The confinement process is as follows (assume the VM has a libvirt UUID of ‘a22e3930-d87a-584e-22b2-1d8950212bac’):

  1. When libvirtd is started, it determines if it should use a security driver. If so, it checks which driver to use (eg SELinux or AppArmor). If libvirtd is confined by AppArmor, it will use the AppArmor security driver
  2. When a VM is started, libvirtd decides whether to ask virt-aa-helper to create a new profile or modify an existing one. If no profile exists, libvirtd asks virt-aa-helper to generate the new base profile, in this case /etc/apparmor.d/libvirt/libvirt-a22e3930-d87a-584e-22b2-1d8950212bac, which it does based on /etc/apparmor.d/libvirt/TEMPLATE. Notice, the new profile has a profile name that is based on the guest’s UUID. Once the base profile is created, virt-aa-helper works the same for create and modify: virt-aa-helper will determine what files are required for the guest to run (eg kernel, initrd, disk, serial, etc), updates /etc/apparmor.d/libvirt/libvirt-a22e3930-d87a-584e-22b2-1d8950212bac.files, then loads the profile into the kernel.

──────────

▶ _What you need to do_
1. List every file path that appears in the description of the libvirt AppArmor confinement process.
2. Write the next part of the libvirt AppArmor confinement process, picking up right after its last sentence.

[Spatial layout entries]
──────────

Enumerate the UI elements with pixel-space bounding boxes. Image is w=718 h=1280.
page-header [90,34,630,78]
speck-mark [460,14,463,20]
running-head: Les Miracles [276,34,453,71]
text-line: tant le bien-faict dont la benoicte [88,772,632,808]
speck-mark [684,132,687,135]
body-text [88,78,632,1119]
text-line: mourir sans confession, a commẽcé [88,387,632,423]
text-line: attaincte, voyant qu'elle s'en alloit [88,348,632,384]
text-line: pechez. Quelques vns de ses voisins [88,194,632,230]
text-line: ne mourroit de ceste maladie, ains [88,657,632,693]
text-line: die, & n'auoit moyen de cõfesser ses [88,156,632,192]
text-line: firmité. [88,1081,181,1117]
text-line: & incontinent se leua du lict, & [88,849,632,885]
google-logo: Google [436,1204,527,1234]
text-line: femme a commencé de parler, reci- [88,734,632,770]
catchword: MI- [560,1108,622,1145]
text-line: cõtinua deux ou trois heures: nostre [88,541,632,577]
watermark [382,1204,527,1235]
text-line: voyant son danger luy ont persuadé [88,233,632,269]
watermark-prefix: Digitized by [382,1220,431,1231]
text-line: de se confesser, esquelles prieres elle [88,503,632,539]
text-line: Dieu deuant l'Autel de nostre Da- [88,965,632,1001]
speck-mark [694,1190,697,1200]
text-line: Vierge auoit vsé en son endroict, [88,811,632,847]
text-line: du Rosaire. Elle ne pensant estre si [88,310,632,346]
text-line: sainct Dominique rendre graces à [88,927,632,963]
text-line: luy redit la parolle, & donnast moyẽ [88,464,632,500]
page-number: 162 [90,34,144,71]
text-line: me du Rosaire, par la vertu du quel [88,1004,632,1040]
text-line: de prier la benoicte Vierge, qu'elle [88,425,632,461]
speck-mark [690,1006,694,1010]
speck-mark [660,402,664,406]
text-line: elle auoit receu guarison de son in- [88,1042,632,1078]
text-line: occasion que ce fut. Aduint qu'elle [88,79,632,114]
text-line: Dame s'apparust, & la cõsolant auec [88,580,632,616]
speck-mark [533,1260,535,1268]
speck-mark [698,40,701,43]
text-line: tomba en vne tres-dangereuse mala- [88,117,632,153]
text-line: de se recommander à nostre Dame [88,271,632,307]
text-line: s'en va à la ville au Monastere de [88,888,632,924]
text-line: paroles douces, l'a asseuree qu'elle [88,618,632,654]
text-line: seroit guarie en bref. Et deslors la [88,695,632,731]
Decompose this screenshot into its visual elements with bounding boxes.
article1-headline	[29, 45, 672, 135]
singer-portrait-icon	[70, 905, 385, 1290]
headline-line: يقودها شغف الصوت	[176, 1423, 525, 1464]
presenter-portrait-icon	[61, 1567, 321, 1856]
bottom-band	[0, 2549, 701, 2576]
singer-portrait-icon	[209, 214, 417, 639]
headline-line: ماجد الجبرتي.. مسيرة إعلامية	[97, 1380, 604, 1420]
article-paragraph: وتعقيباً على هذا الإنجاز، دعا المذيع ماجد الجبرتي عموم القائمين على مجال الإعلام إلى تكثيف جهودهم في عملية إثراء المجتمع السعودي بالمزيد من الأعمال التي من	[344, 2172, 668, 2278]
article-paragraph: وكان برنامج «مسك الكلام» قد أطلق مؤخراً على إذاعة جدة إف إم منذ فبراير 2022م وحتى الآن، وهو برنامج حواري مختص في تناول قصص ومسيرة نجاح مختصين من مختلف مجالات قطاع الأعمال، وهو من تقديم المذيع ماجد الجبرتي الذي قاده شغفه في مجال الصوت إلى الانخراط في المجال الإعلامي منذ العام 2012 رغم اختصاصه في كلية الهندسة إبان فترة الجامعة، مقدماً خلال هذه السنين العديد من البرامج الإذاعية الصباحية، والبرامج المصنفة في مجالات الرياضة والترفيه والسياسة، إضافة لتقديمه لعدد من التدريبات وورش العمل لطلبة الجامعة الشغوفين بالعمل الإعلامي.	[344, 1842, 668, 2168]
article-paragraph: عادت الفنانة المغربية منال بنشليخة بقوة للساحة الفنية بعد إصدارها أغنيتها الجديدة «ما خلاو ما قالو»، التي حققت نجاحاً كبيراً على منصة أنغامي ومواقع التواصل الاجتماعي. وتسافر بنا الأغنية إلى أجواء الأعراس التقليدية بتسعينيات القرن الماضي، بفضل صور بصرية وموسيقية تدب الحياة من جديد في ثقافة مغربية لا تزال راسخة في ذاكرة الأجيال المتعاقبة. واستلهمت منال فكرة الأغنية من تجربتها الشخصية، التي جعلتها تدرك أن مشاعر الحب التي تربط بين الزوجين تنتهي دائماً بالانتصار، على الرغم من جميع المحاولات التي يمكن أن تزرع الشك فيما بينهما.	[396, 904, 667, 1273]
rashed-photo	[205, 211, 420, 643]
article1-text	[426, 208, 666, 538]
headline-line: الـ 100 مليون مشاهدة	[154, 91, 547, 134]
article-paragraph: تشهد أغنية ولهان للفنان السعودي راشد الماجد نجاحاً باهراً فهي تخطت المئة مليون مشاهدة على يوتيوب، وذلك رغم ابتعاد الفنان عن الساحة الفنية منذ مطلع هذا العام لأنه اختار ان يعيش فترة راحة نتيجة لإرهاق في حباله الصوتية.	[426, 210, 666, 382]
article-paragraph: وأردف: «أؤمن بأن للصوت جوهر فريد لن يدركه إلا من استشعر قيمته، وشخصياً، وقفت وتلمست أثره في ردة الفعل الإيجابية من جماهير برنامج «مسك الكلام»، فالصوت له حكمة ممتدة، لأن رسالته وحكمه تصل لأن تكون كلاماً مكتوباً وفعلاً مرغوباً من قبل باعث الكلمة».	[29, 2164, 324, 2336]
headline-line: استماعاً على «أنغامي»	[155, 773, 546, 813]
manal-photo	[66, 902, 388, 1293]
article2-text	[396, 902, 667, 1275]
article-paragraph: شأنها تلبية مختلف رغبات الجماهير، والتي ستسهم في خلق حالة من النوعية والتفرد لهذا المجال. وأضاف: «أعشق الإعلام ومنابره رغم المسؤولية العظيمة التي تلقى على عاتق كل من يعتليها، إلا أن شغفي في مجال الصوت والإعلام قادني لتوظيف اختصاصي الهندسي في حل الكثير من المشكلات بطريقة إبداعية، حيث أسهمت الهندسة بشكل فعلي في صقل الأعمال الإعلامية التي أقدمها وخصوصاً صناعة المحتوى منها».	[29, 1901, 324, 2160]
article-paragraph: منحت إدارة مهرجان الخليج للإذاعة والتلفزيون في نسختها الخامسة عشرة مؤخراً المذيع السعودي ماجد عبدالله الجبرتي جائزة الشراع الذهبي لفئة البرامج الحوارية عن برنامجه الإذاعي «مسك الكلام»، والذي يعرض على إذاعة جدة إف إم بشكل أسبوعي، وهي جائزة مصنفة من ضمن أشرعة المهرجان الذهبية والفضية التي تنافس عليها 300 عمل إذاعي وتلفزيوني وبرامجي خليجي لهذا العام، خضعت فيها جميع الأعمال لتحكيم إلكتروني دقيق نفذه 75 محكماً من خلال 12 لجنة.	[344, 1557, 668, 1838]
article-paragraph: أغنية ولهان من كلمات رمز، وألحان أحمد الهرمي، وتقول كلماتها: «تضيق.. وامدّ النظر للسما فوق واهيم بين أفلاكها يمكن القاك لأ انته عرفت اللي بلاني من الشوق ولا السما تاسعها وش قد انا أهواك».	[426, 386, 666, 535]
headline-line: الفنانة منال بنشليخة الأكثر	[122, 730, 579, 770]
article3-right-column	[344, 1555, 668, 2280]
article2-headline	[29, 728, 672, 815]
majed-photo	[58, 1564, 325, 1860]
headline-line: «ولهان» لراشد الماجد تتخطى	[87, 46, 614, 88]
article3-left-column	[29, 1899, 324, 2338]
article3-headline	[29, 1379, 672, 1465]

──────────

▶ _Response list_
1.
/etc/apparmor.d/libvirt/libvirt-a22e3930-d87a-584e-22b2-1d8950212bac
/etc/apparmor.d/libvirt/TEMPLATE
/etc/apparmor.d/libvirt/libvirt-a22e3930-d87a-584e-22b2-1d8950212bac.files

2.
  3. libvirtd will proceed as normal at this point, until just before it forks a qemu/kvm process, it will call aa_change_profile() to transition into the profile ‘libvirt-a22e3930-d87a-584e-22b2-1d8950212bac’ (the one virt-aa-helper loaded into the kernel in the previous step)
  4. When the VM is shutdown, libvirtd asks virt-aa-helper to remove the profile, and virt-aa-helper unloads the profile from the kernel

It should be noted that due to current limitations of AppArmor, only qemu:///system is confined by AppArmor. In practice, this is fine because qemu:///session is run as a normal user and does not have privileged access to the system like qemu:///system does.

Basic Usage
By default in Ubuntu 9.10, both AppArmor and the AppArmor security driver for libvirt are enabled, so users benefit from the AppArmor protection right away. To see if libvirtd is using the AppArmor security driver, do:

$ virsh capabilities
Connecting to uri: qemu:///system
<capabilities>
 <host>
  ...
  <secmodel>
    <model>apparmor</model>
    <doi>0</doi>
  </secmodel>
 </host>
 ...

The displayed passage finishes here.